## ROWS
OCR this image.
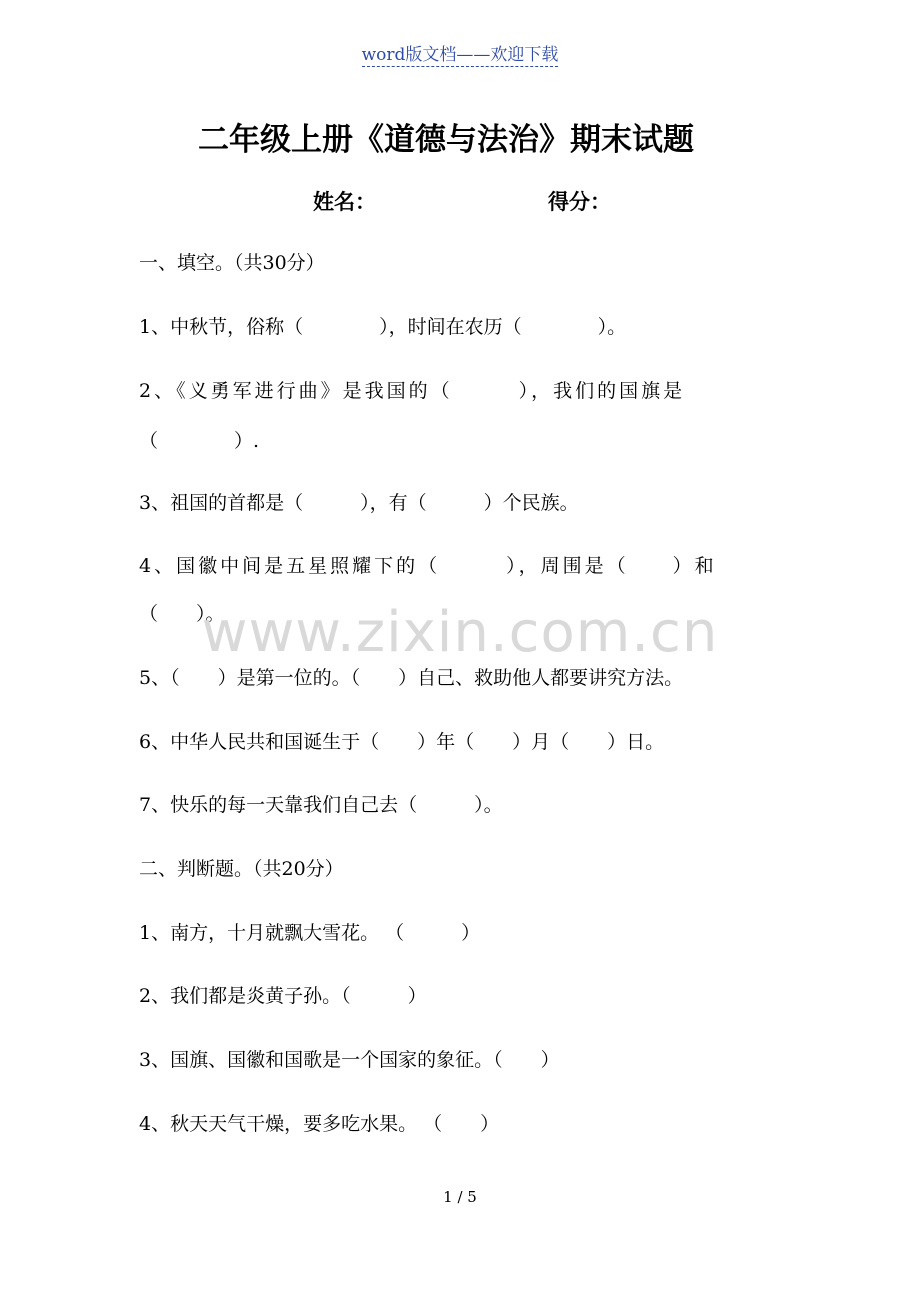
word版文档——欢迎下载
二年级上册《道德与法治》期末试题
姓名：	得分：
一、填空。（共30分）
1、中秋节，俗称（　　　　），时间在农历（　　　　）。
2、《义勇军进行曲》是我国的（　　　），我们的国旗是
（　　　　）.
3、祖国的首都是（　　　），有（　　　）个民族。
4、国徽中间是五星照耀下的（　　　），周围是（　　）和
（　　）。
5、（　　）是第一位的。（　　）自己、救助他人都要讲究方法。
6、中华人民共和国诞生于（　　）年（　　）月（　　）日。
7、快乐的每一天靠我们自己去（　　　）。
二、判断题。（共20分）
1、南方，十月就飘大雪花。 （　　　）
2、我们都是炎黄子孙。（　　　）
3、国旗、国徽和国歌是一个国家的象征。（　　）
4、秋天天气干燥，要多吃水果。 （　　）
www.zixin.com.cn
1 / 5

## WHAT YOU SHOULD DO
Copy out the data above exactly, except the pictures.

## EXERCISE RESPONSE
OCR this image.
word版文档——欢迎下载
二年级上册《道德与法治》期末试题
姓名：	得分：
一、填空。（共30分）
1、中秋节，俗称（　　　　），时间在农历（　　　　）。
2、《义勇军进行曲》是我国的（　　　），我们的国旗是
（　　　　）.
3、祖国的首都是（　　　），有（　　　）个民族。
4、国徽中间是五星照耀下的（　　　），周围是（　　）和
（　　）。
5、（　　）是第一位的。（　　）自己、救助他人都要讲究方法。
6、中华人民共和国诞生于（　　）年（　　）月（　　）日。
7、快乐的每一天靠我们自己去（　　　）。
二、判断题。（共20分）
1、南方，十月就飘大雪花。 （　　　）
2、我们都是炎黄子孙。（　　　）
3、国旗、国徽和国歌是一个国家的象征。（　　）
4、秋天天气干燥，要多吃水果。 （　　）
www.zixin.com.cn
1 / 5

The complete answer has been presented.